Write out the whole listing again, exactly.

Supplied data:
* Begin *

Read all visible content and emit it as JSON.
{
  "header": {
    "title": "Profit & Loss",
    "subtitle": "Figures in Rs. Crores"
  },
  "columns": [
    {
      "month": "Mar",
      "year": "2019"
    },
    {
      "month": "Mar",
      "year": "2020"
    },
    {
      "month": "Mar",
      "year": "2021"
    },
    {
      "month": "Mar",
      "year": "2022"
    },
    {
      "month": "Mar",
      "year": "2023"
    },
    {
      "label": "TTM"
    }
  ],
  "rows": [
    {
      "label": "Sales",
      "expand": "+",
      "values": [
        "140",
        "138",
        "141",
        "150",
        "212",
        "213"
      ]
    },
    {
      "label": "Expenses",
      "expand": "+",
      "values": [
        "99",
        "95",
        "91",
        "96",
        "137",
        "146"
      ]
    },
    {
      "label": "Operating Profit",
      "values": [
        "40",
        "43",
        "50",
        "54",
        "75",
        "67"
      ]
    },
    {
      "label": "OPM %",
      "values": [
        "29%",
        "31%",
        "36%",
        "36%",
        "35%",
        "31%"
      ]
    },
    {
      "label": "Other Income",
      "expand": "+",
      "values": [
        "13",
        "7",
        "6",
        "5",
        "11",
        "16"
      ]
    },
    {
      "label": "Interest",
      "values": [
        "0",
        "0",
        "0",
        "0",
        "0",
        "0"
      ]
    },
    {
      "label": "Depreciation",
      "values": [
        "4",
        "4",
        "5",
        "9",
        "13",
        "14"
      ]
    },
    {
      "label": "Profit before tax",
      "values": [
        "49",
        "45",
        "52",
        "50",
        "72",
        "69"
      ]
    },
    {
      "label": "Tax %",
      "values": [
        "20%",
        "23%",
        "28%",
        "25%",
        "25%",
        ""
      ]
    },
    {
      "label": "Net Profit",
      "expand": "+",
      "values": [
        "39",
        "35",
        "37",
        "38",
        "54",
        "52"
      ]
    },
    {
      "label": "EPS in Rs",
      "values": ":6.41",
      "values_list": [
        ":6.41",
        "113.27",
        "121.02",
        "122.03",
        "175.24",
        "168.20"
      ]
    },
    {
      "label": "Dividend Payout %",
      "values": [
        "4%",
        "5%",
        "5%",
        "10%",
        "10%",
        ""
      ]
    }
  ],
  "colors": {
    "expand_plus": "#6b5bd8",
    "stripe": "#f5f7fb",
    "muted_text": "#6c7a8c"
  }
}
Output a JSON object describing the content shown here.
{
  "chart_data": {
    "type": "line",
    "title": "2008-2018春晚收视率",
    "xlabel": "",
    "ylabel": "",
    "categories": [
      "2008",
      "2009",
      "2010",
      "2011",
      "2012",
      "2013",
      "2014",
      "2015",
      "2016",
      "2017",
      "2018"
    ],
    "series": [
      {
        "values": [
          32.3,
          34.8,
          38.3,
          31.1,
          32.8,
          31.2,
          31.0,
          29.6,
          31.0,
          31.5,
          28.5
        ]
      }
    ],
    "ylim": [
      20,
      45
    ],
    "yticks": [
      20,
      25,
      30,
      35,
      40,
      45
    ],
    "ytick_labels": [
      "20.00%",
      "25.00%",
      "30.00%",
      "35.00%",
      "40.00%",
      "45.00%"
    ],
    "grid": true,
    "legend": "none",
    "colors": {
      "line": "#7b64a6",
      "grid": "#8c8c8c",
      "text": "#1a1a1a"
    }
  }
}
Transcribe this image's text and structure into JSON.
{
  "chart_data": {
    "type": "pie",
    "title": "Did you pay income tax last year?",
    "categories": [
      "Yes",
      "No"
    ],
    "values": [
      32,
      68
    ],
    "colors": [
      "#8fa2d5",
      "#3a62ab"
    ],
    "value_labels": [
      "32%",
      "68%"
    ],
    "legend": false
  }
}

* End *

Response to the task:
Read all visible content and emit it as JSON.
{
  "header": {
    "title": "Profit & Loss",
    "subtitle": "Figures in Rs. Crores"
  },
  "columns": [
    {
      "month": "Mar",
      "year": "2019"
    },
    {
      "month": "Mar",
      "year": "2020"
    },
    {
      "month": "Mar",
      "year": "2021"
    },
    {
      "month": "Mar",
      "year": "2022"
    },
    {
      "month": "Mar",
      "year": "2023"
    },
    {
      "label": "TTM"
    }
  ],
  "rows": [
    {
      "label": "Sales",
      "expand": "+",
      "values": [
        "140",
        "138",
        "141",
        "150",
        "212",
        "213"
      ]
    },
    {
      "label": "Expenses",
      "expand": "+",
      "values": [
        "99",
        "95",
        "91",
        "96",
        "137",
        "146"
      ]
    },
    {
      "label": "Operating Profit",
      "values": [
        "40",
        "43",
        "50",
        "54",
        "75",
        "67"
      ]
    },
    {
      "label": "OPM %",
      "values": [
        "29%",
        "31%",
        "36%",
        "36%",
        "35%",
        "31%"
      ]
    },
    {
      "label": "Other Income",
      "expand": "+",
      "values": [
        "13",
        "7",
        "6",
        "5",
        "11",
        "16"
      ]
    },
    {
      "label": "Interest",
      "values": [
        "0",
        "0",
        "0",
        "0",
        "0",
        "0"
      ]
    },
    {
      "label": "Depreciation",
      "values": [
        "4",
        "4",
        "5",
        "9",
        "13",
        "14"
      ]
    },
    {
      "label": "Profit before tax",
      "values": [
        "49",
        "45",
        "52",
        "50",
        "72",
        "69"
      ]
    },
    {
      "label": "Tax %",
      "values": [
        "20%",
        "23%",
        "28%",
        "25%",
        "25%",
        ""
      ]
    },
    {
      "label": "Net Profit",
      "expand": "+",
      "values": [
        "39",
        "35",
        "37",
        "38",
        "54",
        "52"
      ]
    },
    {
      "label": "EPS in Rs",
      "values": ":6.41",
      "values_list": [
        ":6.41",
        "113.27",
        "121.02",
        "122.03",
        "175.24",
        "168.20"
      ]
    },
    {
      "label": "Dividend Payout %",
      "values": [
        "4%",
        "5%",
        "5%",
        "10%",
        "10%",
        ""
      ]
    }
  ],
  "colors": {
    "expand_plus": "#6b5bd8",
    "stripe": "#f5f7fb",
    "muted_text": "#6c7a8c"
  }
}
Output a JSON object describing the content shown here.
{
  "chart_data": {
    "type": "line",
    "title": "2008-2018春晚收视率",
    "xlabel": "",
    "ylabel": "",
    "categories": [
      "2008",
      "2009",
      "2010",
      "2011",
      "2012",
      "2013",
      "2014",
      "2015",
      "2016",
      "2017",
      "2018"
    ],
    "series": [
      {
        "values": [
          32.3,
          34.8,
          38.3,
          31.1,
          32.8,
          31.2,
          31.0,
          29.6,
          31.0,
          31.5,
          28.5
        ]
      }
    ],
    "ylim": [
      20,
      45
    ],
    "yticks": [
      20,
      25,
      30,
      35,
      40,
      45
    ],
    "ytick_labels": [
      "20.00%",
      "25.00%",
      "30.00%",
      "35.00%",
      "40.00%",
      "45.00%"
    ],
    "grid": true,
    "legend": "none",
    "colors": {
      "line": "#7b64a6",
      "grid": "#8c8c8c",
      "text": "#1a1a1a"
    }
  }
}
Transcribe this image's text and structure into JSON.
{
  "chart_data": {
    "type": "pie",
    "title": "Did you pay income tax last year?",
    "categories": [
      "Yes",
      "No"
    ],
    "values": [
      32,
      68
    ],
    "colors": [
      "#8fa2d5",
      "#3a62ab"
    ],
    "value_labels": [
      "32%",
      "68%"
    ],
    "legend": false
  }
}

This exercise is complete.